Work to do ->
Pick out the lines below that include the string "ROTC".

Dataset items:
· · · · · · ·

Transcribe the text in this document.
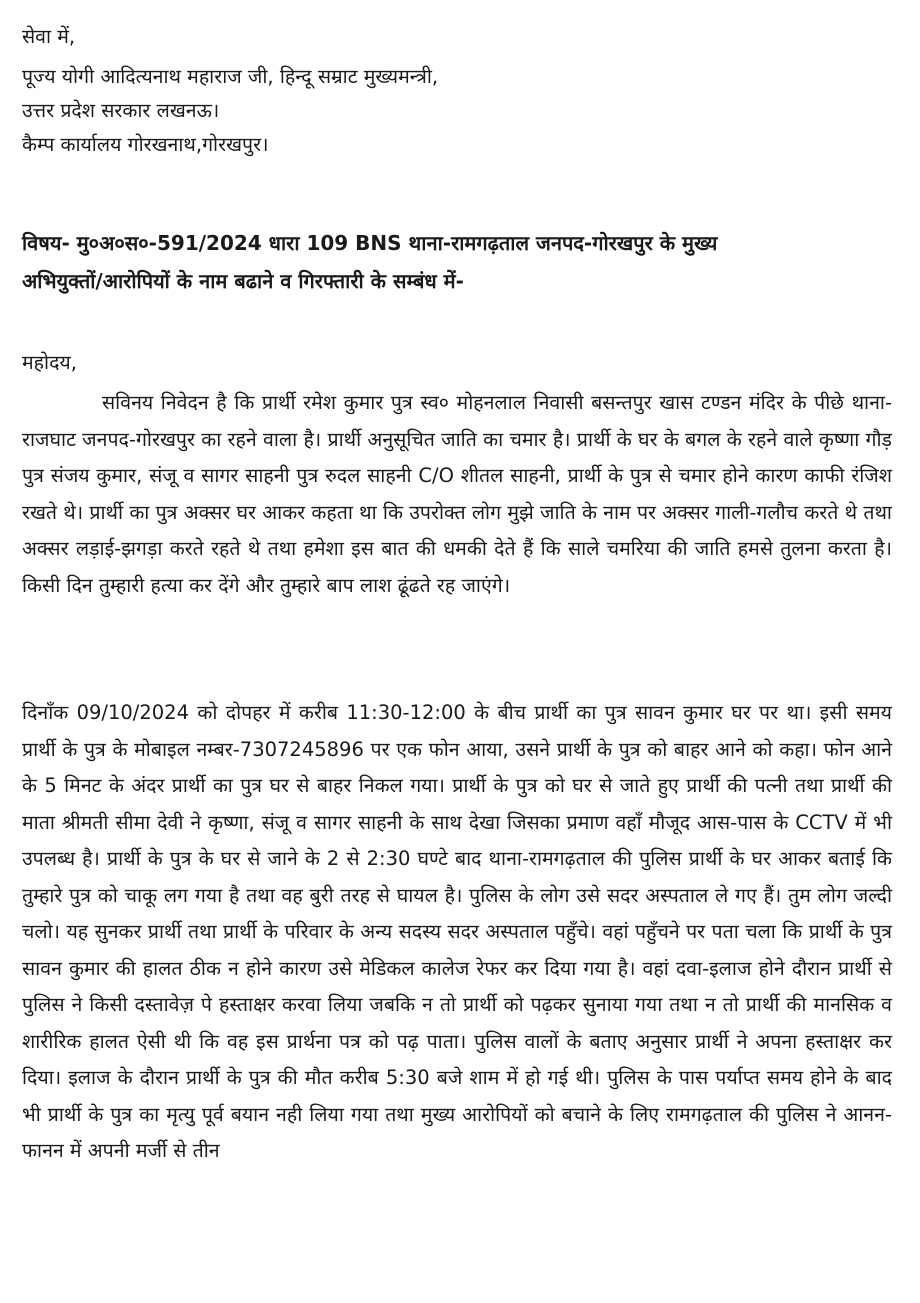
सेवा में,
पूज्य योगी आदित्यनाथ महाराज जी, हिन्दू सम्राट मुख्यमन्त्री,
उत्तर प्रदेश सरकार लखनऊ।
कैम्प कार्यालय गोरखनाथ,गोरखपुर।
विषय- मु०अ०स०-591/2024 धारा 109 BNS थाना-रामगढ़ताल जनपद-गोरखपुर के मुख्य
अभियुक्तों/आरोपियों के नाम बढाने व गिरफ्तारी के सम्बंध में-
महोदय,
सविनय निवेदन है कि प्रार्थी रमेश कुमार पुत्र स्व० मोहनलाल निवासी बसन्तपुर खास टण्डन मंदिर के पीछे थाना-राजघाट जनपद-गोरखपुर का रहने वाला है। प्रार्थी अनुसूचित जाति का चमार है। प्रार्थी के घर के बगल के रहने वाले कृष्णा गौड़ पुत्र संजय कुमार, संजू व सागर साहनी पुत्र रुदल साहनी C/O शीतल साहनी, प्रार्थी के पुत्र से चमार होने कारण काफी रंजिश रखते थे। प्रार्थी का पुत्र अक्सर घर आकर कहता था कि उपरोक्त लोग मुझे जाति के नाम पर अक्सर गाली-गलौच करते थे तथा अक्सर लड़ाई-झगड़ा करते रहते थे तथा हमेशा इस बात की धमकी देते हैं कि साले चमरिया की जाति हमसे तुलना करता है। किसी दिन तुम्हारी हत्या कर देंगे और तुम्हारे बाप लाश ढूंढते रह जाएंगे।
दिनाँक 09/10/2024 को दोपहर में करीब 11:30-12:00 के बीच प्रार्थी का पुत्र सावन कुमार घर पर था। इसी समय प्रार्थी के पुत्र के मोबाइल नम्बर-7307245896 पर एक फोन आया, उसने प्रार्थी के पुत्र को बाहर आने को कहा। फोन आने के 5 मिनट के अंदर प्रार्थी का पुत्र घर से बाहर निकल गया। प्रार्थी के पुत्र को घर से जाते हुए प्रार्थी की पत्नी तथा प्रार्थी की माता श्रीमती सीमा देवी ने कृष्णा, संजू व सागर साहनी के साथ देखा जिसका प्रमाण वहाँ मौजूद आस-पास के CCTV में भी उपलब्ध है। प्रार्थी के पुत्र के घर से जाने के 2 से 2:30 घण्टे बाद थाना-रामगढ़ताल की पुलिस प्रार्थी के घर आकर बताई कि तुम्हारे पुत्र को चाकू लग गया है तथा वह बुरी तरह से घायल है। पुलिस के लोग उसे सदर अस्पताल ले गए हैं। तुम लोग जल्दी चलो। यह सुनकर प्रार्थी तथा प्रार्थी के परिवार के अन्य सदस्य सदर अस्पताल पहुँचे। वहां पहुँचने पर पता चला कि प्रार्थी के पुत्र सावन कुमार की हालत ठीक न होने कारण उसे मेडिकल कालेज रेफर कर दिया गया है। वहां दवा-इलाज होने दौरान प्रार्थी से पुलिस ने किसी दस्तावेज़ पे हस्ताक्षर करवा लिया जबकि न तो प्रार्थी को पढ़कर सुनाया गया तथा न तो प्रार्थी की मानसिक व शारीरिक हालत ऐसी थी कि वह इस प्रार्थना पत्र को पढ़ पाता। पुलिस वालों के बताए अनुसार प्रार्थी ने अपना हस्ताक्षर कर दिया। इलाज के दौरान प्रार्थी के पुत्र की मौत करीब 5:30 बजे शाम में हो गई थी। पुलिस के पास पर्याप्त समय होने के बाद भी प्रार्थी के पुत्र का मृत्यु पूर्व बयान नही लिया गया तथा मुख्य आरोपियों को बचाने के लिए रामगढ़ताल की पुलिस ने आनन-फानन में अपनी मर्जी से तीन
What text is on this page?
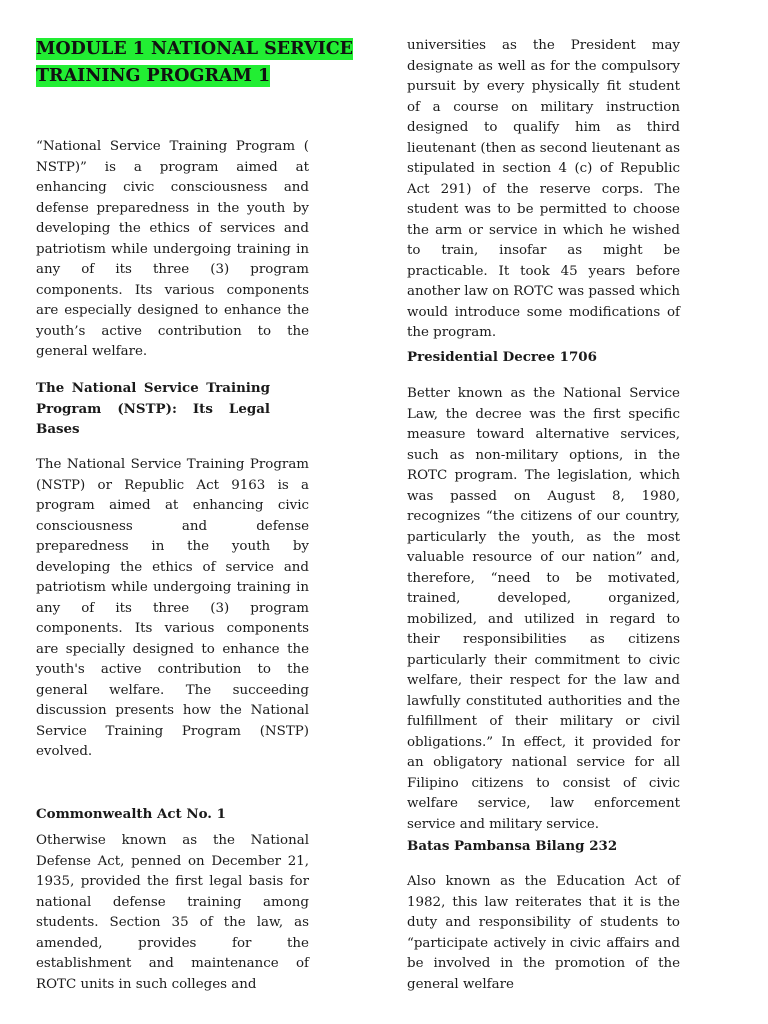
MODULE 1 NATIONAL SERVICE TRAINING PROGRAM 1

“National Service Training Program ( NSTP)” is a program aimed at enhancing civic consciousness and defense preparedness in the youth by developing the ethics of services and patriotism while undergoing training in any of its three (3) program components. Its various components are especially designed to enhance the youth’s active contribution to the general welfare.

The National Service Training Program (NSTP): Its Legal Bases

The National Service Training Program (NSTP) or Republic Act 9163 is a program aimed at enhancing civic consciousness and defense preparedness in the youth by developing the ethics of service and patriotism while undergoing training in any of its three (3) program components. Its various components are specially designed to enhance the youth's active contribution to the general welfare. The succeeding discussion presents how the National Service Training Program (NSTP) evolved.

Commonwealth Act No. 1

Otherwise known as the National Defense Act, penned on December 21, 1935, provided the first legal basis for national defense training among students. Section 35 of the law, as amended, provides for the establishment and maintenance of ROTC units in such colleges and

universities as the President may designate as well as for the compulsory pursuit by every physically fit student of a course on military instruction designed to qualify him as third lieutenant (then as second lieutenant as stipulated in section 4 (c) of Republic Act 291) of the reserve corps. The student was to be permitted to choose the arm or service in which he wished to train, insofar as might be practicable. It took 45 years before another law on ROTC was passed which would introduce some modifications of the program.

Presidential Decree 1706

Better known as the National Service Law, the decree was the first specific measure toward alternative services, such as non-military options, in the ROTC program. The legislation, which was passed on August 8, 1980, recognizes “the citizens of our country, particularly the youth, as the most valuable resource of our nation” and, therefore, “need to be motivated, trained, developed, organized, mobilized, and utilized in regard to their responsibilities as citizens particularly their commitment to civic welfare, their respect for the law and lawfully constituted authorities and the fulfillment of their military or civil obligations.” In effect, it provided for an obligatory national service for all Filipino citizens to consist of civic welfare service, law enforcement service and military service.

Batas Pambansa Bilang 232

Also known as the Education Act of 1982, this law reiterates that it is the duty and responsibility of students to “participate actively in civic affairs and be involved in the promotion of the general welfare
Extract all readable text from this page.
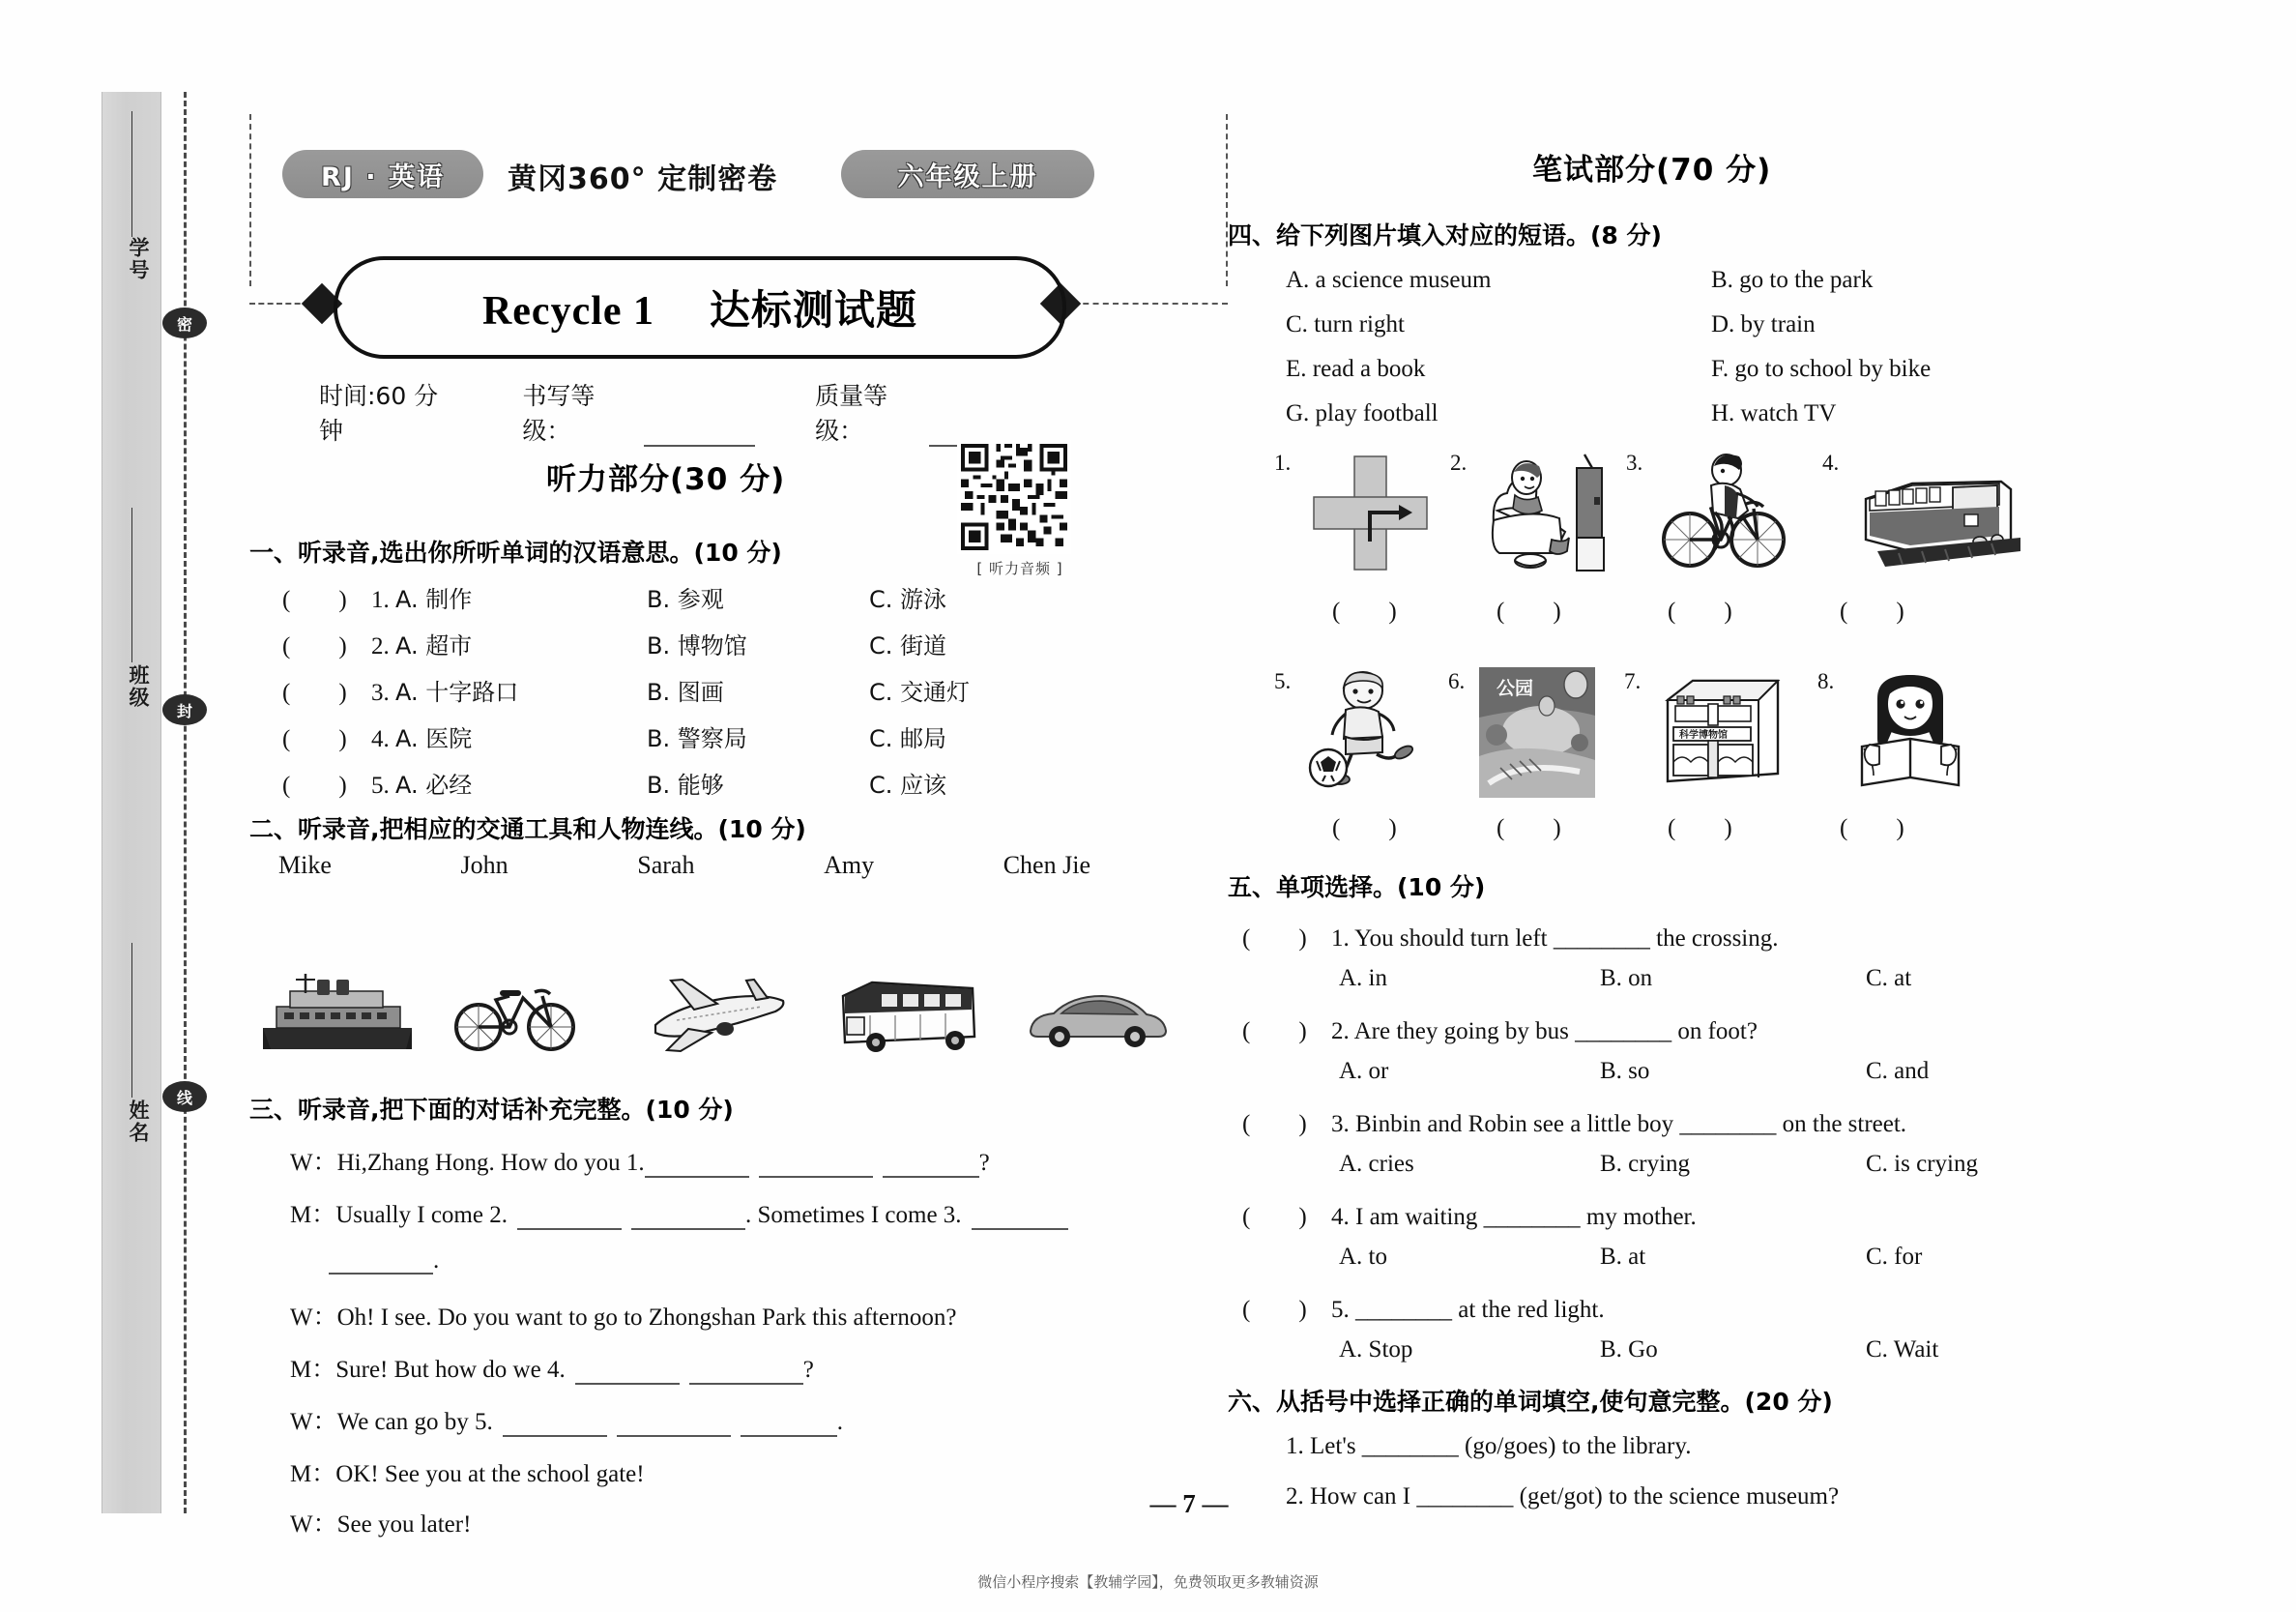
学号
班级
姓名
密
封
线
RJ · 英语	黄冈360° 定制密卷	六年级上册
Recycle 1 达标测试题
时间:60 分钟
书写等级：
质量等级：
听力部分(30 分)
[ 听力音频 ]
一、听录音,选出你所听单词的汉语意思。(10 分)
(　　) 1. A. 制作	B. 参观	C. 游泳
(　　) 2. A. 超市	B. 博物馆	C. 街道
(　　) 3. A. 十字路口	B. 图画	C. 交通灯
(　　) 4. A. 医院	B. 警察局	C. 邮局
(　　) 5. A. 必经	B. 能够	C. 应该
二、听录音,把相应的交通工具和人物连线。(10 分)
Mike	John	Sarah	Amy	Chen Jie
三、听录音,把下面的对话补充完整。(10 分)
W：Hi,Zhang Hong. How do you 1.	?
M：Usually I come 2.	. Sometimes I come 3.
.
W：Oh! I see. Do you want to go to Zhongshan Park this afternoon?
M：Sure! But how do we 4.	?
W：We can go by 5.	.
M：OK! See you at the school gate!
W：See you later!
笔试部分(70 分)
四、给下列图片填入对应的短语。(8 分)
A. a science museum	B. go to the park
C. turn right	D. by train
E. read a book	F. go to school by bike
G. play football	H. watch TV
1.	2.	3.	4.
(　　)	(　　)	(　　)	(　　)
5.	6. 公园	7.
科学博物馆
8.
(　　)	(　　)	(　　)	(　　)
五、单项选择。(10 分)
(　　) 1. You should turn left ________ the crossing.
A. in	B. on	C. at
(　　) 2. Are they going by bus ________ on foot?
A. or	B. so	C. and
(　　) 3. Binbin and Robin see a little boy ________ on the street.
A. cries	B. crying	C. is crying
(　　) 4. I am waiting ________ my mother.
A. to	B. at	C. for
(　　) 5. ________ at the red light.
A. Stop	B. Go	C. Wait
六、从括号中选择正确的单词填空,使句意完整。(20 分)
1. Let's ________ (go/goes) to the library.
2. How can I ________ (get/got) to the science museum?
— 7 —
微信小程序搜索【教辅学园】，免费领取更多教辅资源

· · · · · · ·

The output ->
Otherwise known as the National Defense Act, penned on December 21, 1935, provided the first legal basis for national defense training among students. Section 35 of the law, as amended, provides for the establishment and maintenance of ROTC units in such colleges and
universities as the President may designate as well as for the compulsory pursuit by every physically fit student of a course on military instruction designed to qualify him as third lieutenant (then as second lieutenant as stipulated in section 4 (c) of Republic Act 291) of the reserve corps. The student was to be permitted to choose the arm or service in which he wished to train, insofar as might be practicable. It took 45 years before another law on ROTC was passed which would introduce some modifications of the program.
Better known as the National Service Law, the decree was the first specific measure toward alternative services, such as non-military options, in the ROTC program. The legislation, which was passed on August 8, 1980, recognizes “the citizens of our country, particularly the youth, as the most valuable resource of our nation” and, therefore, “need to be motivated, trained, developed, organized, mobilized, and utilized in regard to their responsibilities as citizens particularly their commitment to civic welfare, their respect for the law and lawfully constituted authorities and the fulfillment of their military or civil obligations.” In effect, it provided for an obligatory national service for all Filipino citizens to consist of civic welfare service, law enforcement service and military service.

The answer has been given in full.